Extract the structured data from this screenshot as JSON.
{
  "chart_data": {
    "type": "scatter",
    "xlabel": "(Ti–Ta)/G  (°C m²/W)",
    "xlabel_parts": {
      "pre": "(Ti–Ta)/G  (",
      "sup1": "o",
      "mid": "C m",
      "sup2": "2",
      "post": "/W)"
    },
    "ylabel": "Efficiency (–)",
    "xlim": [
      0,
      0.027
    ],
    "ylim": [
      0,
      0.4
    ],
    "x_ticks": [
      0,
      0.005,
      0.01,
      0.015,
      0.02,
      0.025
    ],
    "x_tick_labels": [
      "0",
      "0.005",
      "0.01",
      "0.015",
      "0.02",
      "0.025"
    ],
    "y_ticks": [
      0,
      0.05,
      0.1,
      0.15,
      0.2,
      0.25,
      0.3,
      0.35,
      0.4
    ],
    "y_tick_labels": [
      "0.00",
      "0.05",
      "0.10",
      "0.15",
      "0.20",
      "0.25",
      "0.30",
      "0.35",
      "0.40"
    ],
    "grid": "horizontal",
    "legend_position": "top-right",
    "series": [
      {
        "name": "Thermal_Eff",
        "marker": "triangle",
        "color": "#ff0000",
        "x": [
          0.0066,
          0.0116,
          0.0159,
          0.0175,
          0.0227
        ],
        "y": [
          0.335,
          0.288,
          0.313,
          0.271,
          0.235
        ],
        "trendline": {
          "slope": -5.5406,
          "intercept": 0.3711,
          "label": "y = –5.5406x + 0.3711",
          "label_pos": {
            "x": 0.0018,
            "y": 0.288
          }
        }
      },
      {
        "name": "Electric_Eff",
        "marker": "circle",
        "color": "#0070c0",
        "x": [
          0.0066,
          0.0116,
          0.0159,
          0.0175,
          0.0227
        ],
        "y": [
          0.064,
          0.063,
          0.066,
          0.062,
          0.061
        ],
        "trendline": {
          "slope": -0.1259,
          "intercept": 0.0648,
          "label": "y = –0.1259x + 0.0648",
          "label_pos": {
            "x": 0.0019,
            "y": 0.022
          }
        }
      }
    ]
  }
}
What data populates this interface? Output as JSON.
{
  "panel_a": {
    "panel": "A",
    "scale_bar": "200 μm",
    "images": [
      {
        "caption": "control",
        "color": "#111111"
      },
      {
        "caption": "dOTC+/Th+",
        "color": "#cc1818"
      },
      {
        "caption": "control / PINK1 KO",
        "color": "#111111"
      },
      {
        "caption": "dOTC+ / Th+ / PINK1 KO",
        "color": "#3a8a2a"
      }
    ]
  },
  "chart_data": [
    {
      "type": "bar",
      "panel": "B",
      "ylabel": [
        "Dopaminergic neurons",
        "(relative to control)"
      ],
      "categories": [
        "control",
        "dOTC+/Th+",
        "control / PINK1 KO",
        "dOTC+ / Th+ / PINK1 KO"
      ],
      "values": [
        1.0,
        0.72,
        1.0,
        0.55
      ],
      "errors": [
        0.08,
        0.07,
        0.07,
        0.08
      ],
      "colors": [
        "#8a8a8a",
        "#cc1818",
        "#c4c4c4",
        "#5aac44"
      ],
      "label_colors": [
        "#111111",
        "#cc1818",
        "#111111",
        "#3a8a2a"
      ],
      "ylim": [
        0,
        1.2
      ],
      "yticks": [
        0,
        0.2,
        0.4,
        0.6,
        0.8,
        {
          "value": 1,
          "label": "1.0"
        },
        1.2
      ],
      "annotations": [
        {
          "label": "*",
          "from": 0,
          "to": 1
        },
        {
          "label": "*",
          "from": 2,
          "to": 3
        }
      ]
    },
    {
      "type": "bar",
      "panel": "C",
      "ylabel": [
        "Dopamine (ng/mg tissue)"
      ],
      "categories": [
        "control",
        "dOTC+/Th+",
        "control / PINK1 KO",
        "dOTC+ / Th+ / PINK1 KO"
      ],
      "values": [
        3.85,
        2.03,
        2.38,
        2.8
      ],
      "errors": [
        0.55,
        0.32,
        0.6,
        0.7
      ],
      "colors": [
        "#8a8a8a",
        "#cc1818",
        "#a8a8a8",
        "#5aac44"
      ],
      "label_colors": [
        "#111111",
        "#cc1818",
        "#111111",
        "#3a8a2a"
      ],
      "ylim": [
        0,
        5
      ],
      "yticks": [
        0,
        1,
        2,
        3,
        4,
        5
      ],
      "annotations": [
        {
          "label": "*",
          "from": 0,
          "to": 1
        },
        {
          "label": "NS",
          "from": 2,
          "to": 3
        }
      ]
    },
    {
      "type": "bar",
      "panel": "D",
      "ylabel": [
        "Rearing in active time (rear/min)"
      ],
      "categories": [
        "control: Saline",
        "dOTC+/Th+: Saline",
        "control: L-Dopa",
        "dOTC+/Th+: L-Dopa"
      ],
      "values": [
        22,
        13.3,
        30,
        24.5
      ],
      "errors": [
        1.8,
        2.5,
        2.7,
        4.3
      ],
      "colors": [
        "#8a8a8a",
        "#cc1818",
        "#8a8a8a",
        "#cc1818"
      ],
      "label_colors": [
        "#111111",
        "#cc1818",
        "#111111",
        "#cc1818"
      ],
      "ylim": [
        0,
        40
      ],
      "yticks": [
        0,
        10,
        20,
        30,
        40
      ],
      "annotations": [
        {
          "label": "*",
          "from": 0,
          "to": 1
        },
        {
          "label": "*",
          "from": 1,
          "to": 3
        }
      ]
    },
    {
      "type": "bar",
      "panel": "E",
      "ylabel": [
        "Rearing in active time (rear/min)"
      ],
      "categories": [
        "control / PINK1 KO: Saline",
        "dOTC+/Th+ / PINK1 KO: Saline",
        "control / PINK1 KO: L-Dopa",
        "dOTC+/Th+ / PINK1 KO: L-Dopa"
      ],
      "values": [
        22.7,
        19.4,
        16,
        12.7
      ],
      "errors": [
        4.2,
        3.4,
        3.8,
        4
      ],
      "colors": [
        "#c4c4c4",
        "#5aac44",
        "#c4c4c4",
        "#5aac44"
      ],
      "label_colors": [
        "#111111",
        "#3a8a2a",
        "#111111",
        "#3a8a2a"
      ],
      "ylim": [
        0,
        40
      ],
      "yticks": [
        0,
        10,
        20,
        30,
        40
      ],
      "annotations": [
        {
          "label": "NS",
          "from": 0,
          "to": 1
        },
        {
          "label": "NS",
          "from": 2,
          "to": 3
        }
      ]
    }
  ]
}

===

■ **What needs to be done**
The lines to collect are those holding the string "caption"; copy them all.

■ **Finished answer**
        "caption": "control",
        "caption": "dOTC+/Th+",
        "caption": "control / PINK1 KO",
        "caption": "dOTC+ / Th+ / PINK1 KO",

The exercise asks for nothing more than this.